Tuesday, July 30, 2013

Manning Verdict (Apparently Conviction) To Be Announced Today On An Historic Day That Is No Coincidence - UPDATED

Courtroom Sketch of Manning
by Clark Stoeckley
via Kevin Gosztola
Kevin Gosztola of FDL, present for most of Manning's two-month trial, will announce the details when the judge rules this afternoon. This link is to Gosztola's preface, backgrounder, setup, call it what you will. He begins by noting the historical significance of today's date chosen by the judge, clearly no coincidence:
A military judge is set to issue a verdict in the trial of Pfc. Bradley Manning, the soldier prosecuted for disclosing information to WikiLeaks, [today] in the early afternoon. The verdict will come on the same day that America passed its first whistleblower protection law.

The law passed by the Continental Congress on July 30, 1778, declared that it was the “duty of all persons in the service of the United States, as well as all other the inhabitants thereof, to give the earliest information to Congress or other proper authority of any misconduct, frauds or misdemeanors committed by an officers or persons in the service of these states, which may come to their knowledge.”

[Stored items]
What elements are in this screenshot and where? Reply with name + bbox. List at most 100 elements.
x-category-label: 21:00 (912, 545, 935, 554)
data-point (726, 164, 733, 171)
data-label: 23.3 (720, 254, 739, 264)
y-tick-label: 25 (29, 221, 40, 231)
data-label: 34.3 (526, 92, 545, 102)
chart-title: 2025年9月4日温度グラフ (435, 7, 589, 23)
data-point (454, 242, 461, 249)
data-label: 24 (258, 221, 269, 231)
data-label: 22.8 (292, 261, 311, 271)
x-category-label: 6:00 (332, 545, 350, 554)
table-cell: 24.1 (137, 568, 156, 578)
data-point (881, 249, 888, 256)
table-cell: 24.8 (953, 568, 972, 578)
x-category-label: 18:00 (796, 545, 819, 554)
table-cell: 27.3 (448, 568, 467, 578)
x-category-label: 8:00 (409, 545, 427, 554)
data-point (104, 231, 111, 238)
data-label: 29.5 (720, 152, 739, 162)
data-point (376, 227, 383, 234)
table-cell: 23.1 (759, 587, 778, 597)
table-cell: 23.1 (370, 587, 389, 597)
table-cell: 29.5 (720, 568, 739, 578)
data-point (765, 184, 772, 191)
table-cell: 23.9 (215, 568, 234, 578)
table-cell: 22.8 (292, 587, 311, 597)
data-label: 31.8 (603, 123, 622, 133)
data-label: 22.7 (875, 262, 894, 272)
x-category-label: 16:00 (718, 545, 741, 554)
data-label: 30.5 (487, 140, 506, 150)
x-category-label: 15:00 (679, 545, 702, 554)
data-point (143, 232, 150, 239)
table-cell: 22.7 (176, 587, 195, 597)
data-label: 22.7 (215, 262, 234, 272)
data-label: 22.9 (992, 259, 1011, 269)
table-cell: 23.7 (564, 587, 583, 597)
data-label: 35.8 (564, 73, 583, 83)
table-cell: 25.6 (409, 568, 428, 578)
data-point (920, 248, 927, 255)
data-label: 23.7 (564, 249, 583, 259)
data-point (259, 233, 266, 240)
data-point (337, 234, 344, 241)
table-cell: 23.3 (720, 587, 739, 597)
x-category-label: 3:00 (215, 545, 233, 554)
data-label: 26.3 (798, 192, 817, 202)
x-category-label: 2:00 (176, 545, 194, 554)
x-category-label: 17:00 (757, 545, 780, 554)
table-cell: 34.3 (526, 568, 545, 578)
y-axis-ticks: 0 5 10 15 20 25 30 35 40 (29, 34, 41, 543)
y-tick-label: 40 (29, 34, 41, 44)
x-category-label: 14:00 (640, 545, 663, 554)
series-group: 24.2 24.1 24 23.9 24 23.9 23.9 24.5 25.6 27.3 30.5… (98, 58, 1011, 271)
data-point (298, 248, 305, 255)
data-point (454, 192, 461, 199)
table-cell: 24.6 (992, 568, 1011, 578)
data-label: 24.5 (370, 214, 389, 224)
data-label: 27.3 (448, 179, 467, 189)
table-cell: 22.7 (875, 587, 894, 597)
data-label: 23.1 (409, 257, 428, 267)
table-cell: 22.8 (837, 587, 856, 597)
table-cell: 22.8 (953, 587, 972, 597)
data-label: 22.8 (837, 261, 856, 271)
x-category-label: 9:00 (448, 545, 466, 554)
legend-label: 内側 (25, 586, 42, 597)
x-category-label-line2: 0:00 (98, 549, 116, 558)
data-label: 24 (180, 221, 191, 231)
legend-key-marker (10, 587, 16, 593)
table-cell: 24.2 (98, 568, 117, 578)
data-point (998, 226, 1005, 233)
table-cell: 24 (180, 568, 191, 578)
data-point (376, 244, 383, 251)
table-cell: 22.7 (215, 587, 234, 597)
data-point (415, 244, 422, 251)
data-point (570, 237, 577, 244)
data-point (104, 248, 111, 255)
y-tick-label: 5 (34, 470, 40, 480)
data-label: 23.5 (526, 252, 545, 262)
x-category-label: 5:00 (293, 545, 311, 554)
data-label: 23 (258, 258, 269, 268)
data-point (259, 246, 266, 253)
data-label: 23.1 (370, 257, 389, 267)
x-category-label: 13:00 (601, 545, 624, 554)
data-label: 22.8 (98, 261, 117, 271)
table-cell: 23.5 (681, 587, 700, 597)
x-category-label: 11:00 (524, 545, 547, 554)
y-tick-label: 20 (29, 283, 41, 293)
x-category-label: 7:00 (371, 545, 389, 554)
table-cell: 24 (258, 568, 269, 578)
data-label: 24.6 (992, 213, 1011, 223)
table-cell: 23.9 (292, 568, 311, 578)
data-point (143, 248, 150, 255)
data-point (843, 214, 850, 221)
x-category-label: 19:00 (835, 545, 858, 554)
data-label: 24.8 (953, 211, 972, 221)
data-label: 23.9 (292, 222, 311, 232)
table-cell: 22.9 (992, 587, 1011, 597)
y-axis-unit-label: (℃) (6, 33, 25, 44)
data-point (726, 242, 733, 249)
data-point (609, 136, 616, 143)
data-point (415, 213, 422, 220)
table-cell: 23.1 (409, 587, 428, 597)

== List of tasks ==
**a.** Answer these questions using the post about the Manning verdict:
(i) Who drew the courtroom sketch of Manning?
(ii) How much of Manning's trial was Kevin Gosztola present for, and how long did the trial last?
(iii) On what date did the Continental Congress pass the law quoted at the end?
**b.** Pick up the post about the Manning verdict after its final sentence and continue writing it.

== Answers to this exercise ==
**a.**
(i) Clark Stoeckley drew the courtroom sketch.
(ii) Gosztola was present for most of the trial, which lasted two months.
(iii) The Continental Congress passed the law on July 30, 1778.

**b.**
This law emphasizes the crux of the matter: whistleblowing is a duty of everyone in military or civil service to the US. It is not discretionary; it is obligatory.

In the 1778 case, the man on whom the whistle was blown was powerful, and immediately engaged in retaliation against the whistleblower. Some things start early and never change; retaliation against whistleblowers is one of them. Unlike the early case, it is likely that retaliation against Manning, who reported some activities that are manifestly illegal, will be allowed to take place... with the active cooperation of the military system of justice. Given what has been reported to date, I am convinced that Manning's trial... from his year-long abusive detention with no opportunities to defend himself, through to the military judge's repeated rejection of defense's introduction of potentially exculpatory evidence... is a drumhead, a trial whose outcome is predetermined, in this case by no less than the President of the United States.

Here's Gosztola on Manning's actions:
Manning did not go to Congress with his information but had he gone to Congress it is a virtual guarantee that he would have lost his security clearance for trying to provide information to Congress that included evidence of torture and other war crimes. The world would never have seen the information he disclosed to WikiLeaks.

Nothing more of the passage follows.